What to produce
Count the lines in the entries below that include the word "технологии". Give nothing but the number.

— begin Material for this exercise —

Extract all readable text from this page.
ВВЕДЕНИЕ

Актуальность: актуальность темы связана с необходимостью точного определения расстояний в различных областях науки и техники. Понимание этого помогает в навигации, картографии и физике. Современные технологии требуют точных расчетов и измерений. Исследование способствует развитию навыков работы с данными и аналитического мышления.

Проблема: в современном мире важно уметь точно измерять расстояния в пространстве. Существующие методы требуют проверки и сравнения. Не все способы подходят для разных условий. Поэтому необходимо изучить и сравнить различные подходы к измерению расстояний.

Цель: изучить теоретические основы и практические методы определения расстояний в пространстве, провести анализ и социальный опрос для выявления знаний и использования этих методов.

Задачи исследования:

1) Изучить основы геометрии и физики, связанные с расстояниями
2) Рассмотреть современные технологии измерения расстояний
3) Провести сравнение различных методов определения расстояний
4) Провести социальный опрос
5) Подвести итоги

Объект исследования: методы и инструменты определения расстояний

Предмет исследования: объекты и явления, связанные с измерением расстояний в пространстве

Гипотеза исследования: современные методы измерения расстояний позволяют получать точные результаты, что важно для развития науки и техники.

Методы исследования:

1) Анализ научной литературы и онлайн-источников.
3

— end Material for this exercise —
— begin Material for this exercise —

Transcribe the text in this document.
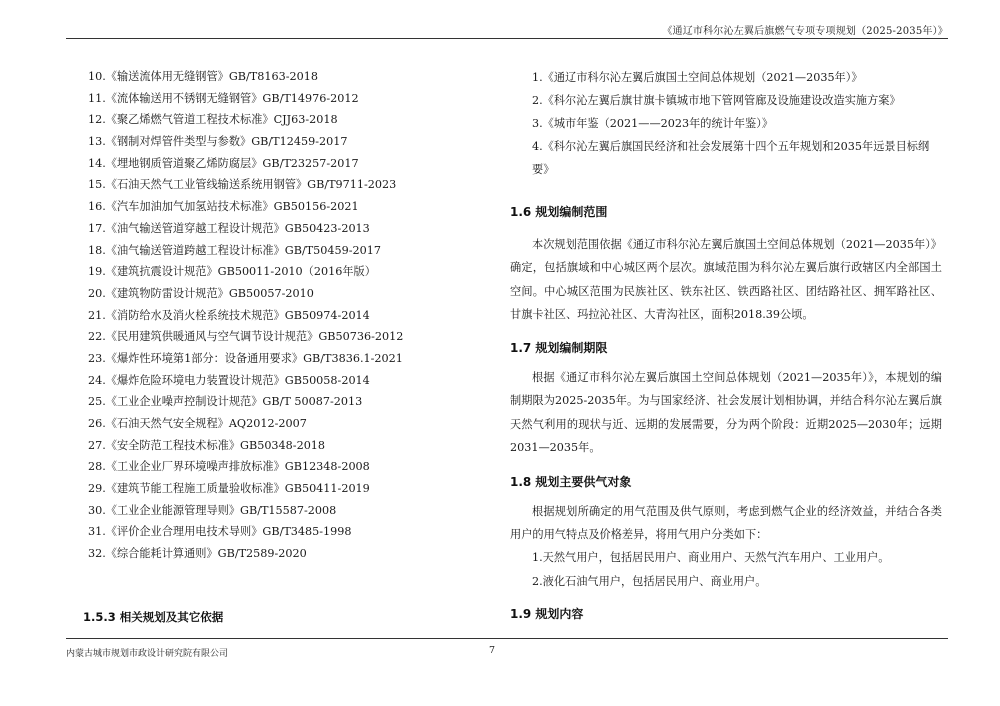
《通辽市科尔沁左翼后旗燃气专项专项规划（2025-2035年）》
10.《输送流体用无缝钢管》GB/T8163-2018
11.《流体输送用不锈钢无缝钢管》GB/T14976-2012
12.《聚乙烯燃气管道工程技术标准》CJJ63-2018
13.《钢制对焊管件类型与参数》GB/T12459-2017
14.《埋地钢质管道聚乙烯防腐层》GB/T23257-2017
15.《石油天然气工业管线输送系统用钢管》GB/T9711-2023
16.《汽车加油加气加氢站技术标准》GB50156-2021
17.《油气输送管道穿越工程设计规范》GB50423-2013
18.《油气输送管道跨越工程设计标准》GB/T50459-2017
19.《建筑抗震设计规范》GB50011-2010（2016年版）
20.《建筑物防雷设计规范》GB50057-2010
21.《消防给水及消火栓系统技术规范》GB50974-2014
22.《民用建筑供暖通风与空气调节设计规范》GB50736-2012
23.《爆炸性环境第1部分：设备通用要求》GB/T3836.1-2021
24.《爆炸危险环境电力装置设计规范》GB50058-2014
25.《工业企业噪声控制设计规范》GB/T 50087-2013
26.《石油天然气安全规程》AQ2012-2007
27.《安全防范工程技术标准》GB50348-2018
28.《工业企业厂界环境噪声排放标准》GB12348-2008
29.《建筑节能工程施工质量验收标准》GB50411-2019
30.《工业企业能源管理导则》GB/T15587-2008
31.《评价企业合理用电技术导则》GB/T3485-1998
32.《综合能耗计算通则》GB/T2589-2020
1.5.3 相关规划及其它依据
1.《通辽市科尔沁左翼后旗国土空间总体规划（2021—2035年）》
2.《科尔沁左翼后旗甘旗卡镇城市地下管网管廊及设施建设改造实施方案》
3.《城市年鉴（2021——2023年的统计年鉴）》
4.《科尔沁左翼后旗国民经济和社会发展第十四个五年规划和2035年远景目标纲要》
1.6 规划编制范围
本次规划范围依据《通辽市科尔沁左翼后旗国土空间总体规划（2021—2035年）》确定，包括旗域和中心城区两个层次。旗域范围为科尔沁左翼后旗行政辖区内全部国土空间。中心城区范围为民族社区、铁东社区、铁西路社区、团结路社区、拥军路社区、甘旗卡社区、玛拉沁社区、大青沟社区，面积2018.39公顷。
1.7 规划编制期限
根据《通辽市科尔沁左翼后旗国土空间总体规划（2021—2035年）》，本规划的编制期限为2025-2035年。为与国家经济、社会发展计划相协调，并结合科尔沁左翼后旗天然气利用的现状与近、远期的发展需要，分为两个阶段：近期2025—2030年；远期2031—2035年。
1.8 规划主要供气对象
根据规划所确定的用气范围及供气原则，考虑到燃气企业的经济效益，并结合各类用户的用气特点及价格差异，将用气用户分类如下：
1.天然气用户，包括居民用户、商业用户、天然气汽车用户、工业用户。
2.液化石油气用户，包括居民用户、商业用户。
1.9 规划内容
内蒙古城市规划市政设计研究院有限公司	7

— end Material for this exercise —
— begin Material for this exercise —

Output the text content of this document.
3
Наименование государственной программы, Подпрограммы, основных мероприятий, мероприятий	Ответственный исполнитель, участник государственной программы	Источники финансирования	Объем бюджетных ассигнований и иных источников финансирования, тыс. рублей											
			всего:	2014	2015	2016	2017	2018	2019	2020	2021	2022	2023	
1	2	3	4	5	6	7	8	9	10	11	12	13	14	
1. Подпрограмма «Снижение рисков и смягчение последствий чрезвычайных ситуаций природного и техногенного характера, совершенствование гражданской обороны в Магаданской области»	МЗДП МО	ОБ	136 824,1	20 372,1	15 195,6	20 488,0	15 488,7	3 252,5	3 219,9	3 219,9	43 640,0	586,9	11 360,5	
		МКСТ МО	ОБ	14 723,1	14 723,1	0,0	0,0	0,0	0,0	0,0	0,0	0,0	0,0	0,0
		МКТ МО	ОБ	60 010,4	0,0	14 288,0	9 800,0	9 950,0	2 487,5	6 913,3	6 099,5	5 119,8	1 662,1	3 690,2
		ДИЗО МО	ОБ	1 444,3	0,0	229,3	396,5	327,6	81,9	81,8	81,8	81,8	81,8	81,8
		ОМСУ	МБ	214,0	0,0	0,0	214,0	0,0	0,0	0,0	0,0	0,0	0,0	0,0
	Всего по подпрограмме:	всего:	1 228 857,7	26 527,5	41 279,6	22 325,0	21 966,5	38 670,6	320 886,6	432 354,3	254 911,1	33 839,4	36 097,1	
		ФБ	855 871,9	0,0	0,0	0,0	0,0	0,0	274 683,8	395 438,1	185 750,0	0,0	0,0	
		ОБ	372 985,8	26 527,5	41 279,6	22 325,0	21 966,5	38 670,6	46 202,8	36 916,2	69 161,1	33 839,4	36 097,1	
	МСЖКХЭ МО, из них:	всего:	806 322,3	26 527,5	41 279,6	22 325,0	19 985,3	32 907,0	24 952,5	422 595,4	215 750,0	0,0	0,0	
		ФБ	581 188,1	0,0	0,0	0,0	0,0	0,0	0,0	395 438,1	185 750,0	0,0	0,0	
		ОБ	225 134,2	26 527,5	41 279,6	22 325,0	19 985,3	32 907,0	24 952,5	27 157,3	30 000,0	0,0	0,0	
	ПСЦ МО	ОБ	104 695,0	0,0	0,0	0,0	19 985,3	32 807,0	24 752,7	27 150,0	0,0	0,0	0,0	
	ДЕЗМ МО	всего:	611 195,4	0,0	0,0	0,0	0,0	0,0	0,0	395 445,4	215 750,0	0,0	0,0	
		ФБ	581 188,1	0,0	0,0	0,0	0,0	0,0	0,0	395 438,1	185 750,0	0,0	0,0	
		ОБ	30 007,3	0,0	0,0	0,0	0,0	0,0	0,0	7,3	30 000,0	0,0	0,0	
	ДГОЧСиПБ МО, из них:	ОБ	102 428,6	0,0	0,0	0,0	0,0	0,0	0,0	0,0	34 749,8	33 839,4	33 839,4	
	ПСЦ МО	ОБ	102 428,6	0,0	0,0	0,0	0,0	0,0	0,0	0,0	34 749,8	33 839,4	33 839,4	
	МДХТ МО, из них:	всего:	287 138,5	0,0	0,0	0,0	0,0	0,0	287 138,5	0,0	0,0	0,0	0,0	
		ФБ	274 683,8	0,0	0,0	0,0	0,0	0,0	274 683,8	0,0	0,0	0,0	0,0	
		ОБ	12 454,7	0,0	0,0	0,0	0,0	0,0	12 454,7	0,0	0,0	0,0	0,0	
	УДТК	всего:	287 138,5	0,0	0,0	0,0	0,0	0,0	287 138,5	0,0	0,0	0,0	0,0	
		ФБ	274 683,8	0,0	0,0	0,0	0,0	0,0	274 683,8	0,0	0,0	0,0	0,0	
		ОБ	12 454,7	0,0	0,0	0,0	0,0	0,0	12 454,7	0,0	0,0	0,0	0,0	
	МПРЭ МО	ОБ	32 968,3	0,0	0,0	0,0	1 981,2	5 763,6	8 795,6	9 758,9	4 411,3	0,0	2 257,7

— end Material for this exercise —

Answer to the task
2